(Exercise brief):
Where a line contains the word "touch", copy that line in full.

[Saved data entries]
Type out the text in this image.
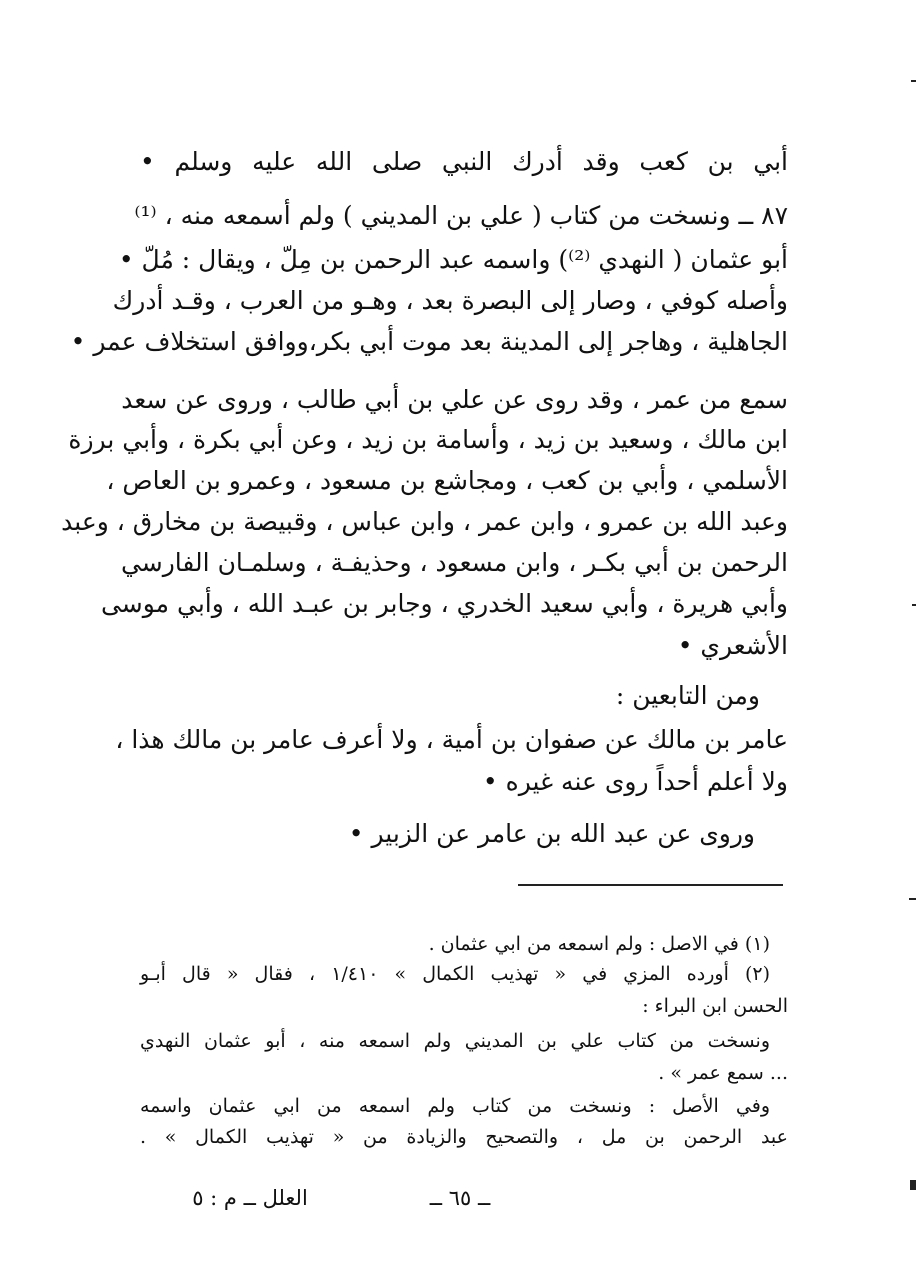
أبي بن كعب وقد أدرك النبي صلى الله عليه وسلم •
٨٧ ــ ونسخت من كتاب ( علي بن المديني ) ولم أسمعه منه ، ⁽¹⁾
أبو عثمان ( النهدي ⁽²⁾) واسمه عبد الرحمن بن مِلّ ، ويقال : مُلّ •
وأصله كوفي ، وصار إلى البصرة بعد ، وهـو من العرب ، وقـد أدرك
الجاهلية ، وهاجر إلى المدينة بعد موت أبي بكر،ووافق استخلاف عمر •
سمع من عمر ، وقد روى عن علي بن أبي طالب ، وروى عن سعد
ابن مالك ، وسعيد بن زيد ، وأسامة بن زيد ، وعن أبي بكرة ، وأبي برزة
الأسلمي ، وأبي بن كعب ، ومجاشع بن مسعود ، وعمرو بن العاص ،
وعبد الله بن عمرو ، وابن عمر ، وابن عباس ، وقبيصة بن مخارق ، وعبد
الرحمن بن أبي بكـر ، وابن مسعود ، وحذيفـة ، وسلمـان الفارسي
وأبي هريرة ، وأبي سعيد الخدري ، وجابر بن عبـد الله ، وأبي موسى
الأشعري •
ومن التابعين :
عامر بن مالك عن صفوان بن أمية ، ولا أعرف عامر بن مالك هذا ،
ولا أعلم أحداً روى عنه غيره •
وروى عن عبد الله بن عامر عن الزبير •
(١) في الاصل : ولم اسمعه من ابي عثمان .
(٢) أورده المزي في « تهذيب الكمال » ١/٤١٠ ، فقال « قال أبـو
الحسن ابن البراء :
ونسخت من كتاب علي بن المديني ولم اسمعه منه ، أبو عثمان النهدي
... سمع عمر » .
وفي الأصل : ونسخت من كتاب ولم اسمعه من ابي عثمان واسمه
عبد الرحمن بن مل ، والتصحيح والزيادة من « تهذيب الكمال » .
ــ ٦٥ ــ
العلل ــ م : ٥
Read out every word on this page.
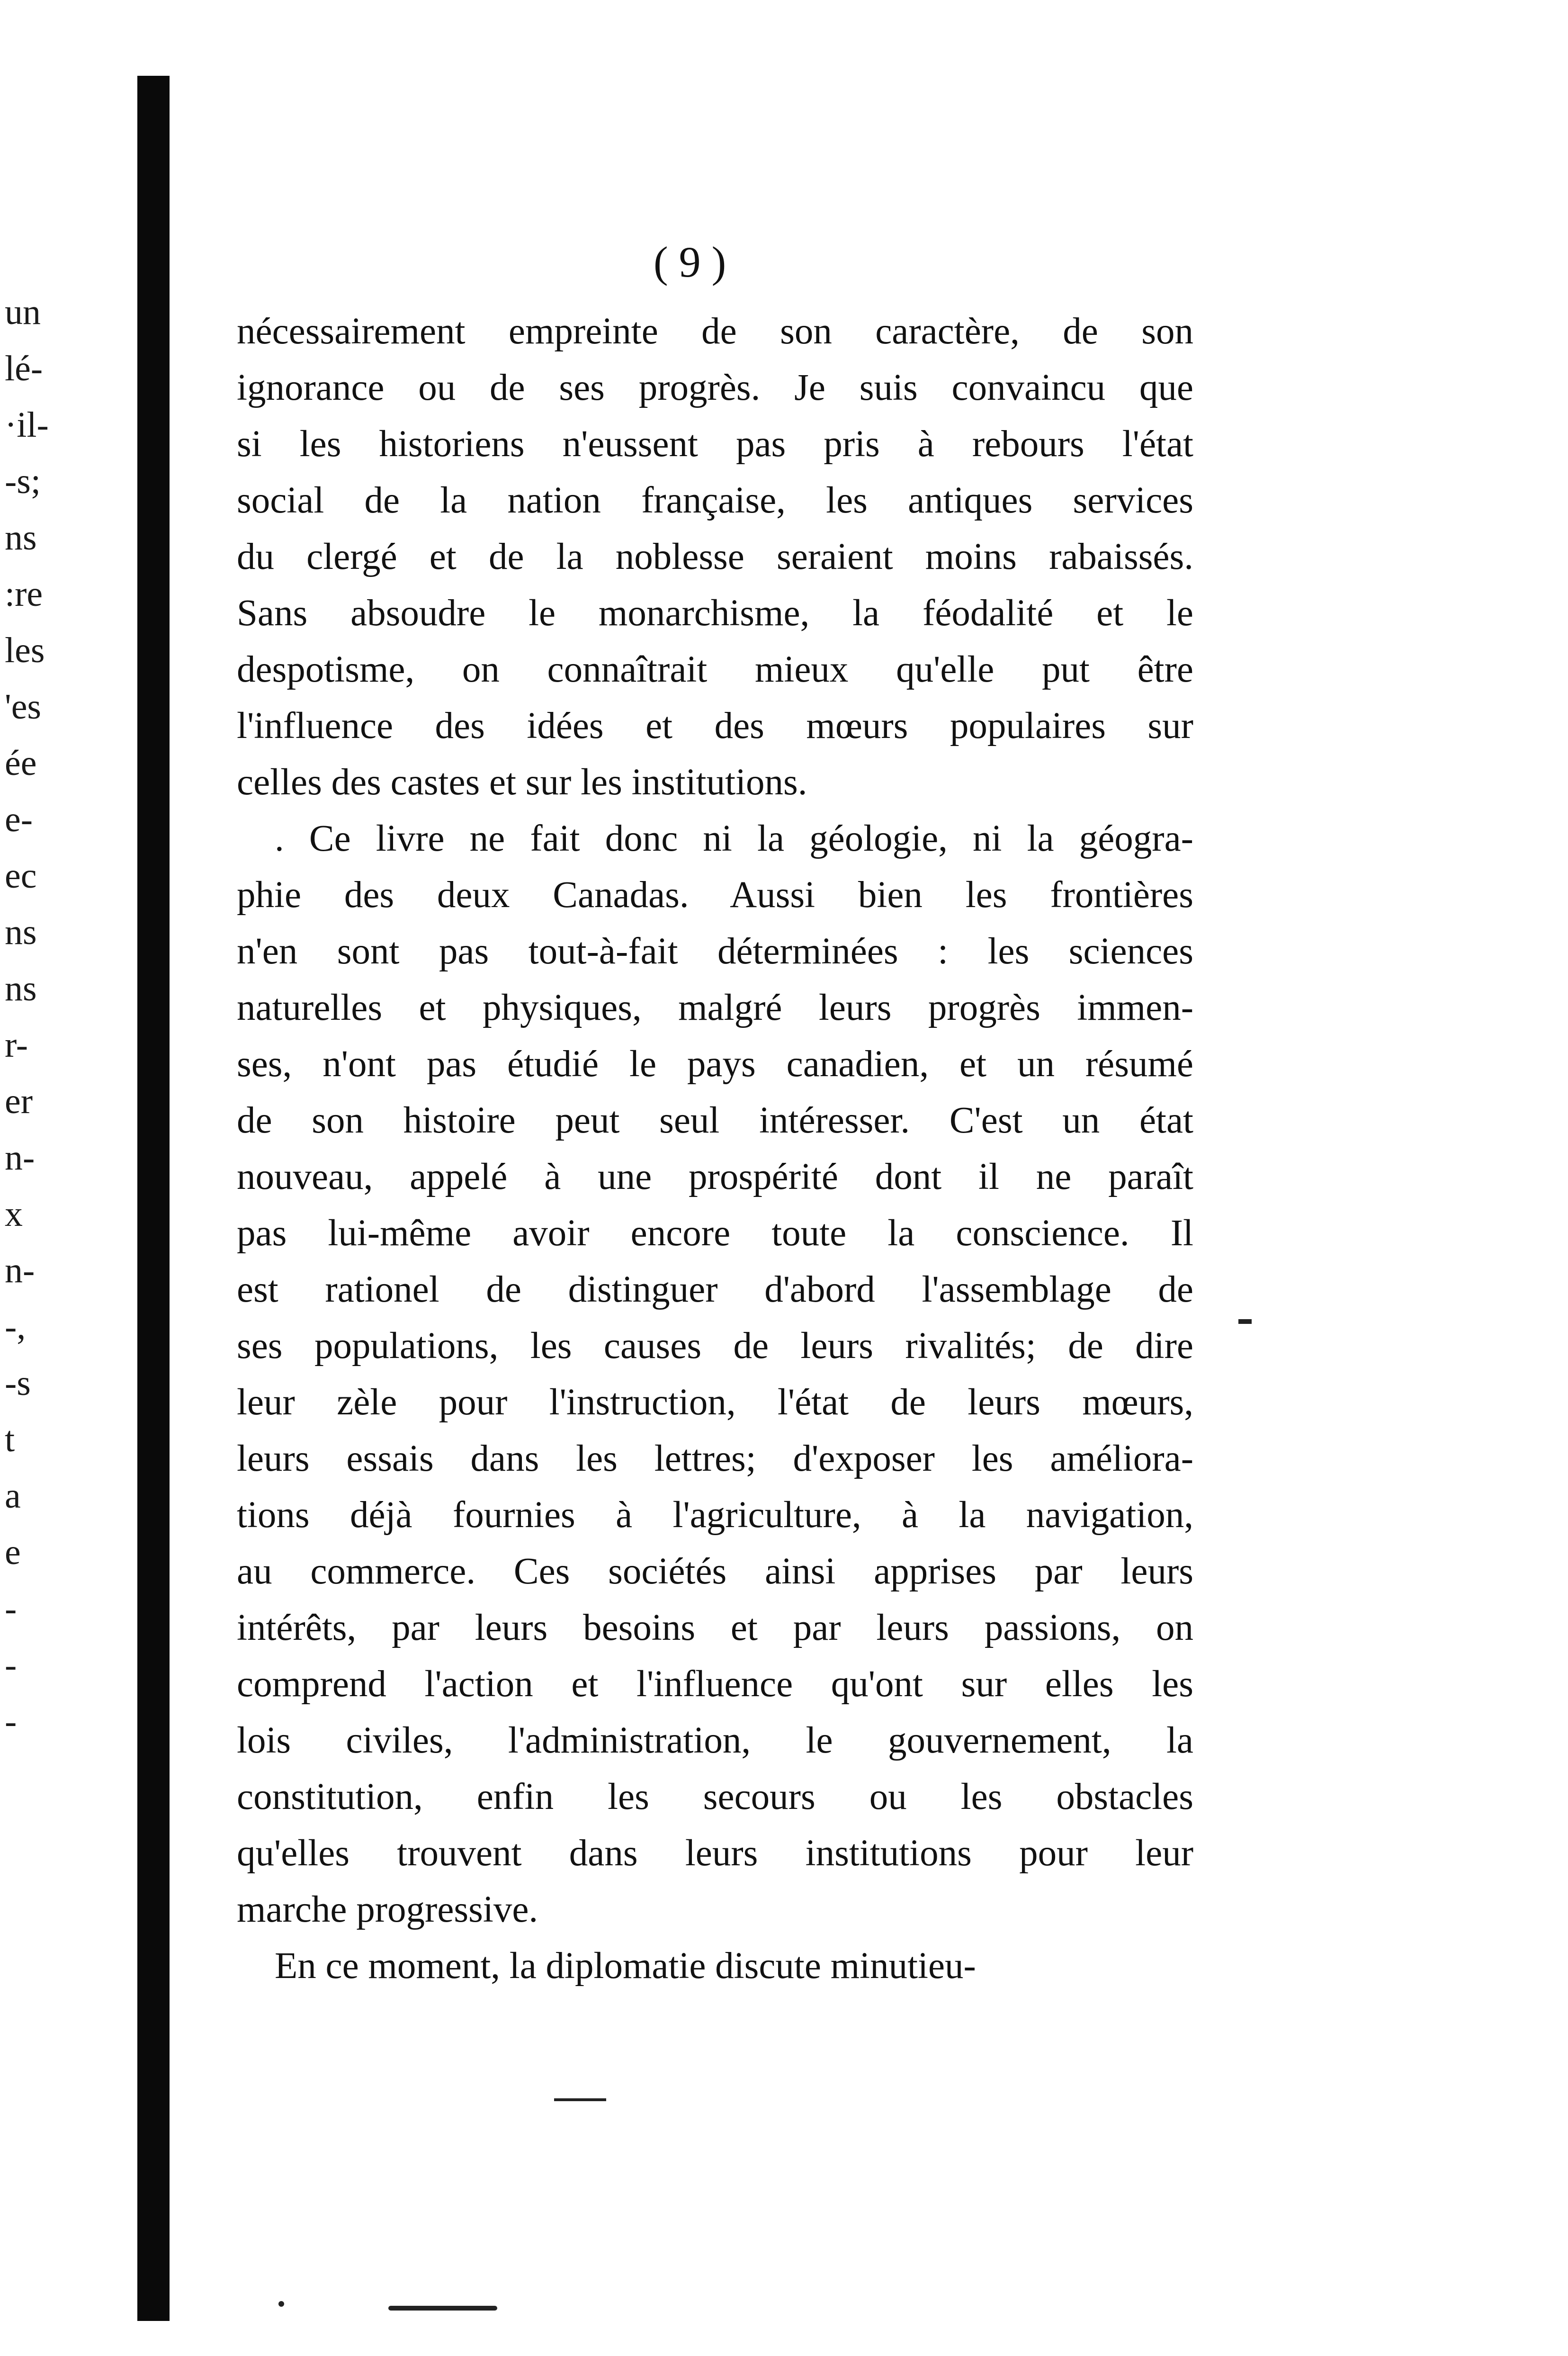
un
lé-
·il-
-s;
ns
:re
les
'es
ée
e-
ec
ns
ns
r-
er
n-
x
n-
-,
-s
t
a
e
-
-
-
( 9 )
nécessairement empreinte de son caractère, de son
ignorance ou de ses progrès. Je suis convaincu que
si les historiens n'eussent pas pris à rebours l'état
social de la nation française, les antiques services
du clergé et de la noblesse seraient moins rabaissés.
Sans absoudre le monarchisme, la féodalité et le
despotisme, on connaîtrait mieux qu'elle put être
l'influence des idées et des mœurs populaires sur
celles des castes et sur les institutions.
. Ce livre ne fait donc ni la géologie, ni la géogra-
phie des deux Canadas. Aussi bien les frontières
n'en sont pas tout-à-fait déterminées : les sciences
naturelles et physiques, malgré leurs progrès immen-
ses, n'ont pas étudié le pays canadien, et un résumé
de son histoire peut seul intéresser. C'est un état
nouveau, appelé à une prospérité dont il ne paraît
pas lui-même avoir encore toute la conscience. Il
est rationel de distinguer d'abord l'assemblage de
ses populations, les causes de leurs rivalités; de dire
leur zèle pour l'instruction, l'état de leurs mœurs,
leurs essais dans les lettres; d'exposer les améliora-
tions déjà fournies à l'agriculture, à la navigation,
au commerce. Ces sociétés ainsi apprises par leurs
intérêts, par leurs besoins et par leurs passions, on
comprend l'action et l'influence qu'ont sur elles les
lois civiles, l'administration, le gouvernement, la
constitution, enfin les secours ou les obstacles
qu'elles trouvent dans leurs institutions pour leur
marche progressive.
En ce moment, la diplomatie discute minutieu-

---

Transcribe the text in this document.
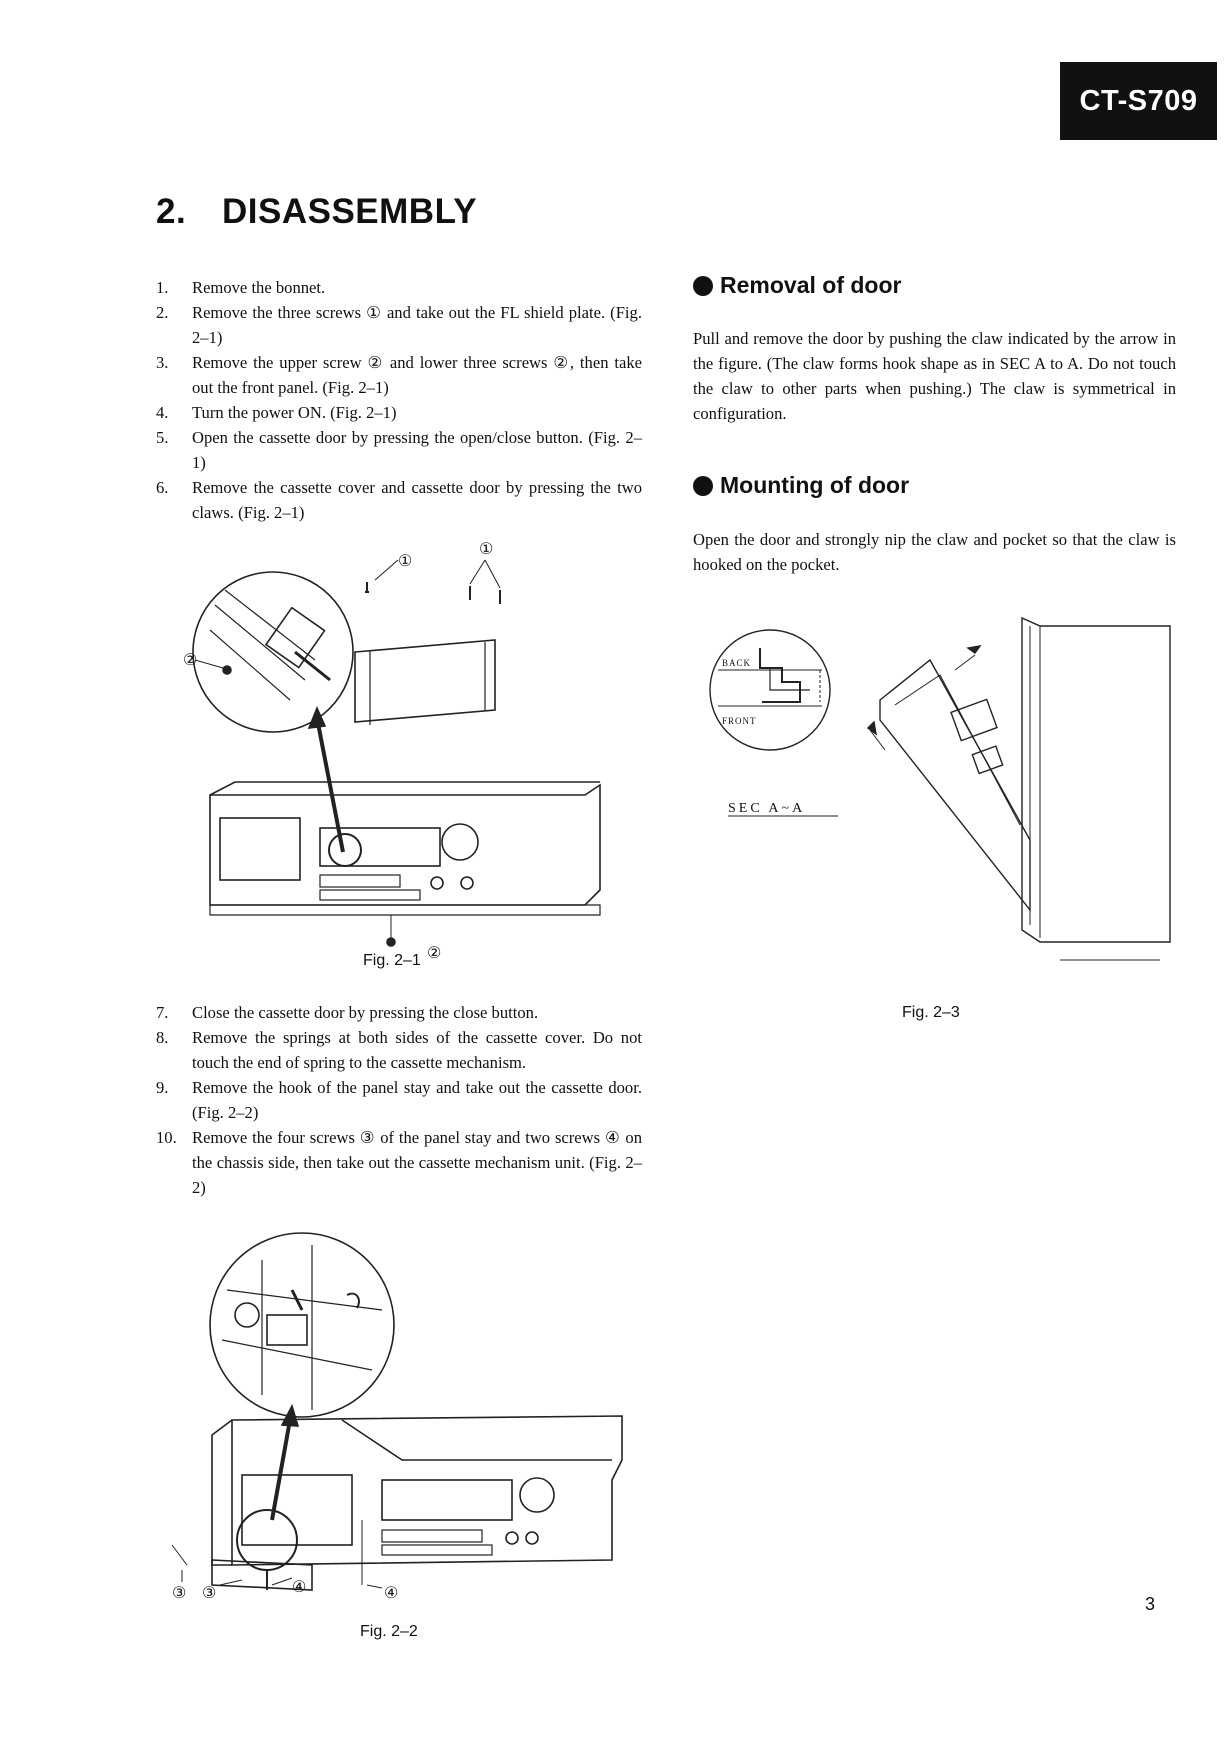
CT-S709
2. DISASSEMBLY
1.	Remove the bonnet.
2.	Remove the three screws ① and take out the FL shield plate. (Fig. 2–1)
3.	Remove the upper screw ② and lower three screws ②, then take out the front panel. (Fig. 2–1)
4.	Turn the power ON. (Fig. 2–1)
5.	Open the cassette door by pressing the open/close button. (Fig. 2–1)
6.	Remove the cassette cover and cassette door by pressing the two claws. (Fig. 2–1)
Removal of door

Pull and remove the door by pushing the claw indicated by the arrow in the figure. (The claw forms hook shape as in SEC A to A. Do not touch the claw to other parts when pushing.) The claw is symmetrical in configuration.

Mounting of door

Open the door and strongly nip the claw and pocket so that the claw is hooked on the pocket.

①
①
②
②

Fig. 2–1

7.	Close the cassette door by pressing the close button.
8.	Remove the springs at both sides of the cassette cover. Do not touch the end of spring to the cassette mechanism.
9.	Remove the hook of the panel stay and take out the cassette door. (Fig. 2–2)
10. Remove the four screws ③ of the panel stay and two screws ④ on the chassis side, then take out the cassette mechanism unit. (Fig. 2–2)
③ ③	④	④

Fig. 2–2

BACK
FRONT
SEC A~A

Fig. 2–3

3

(Complete response):
Pull and remove the door by pushing the claw indicated by the arrow in the figure. (The claw forms hook shape as in SEC A to A. Do not touch the claw to other parts when pushing.) The claw is symmetrical in configuration.
8.	Remove the springs at both sides of the cassette cover. Do not touch the end of spring to the cassette mechanism.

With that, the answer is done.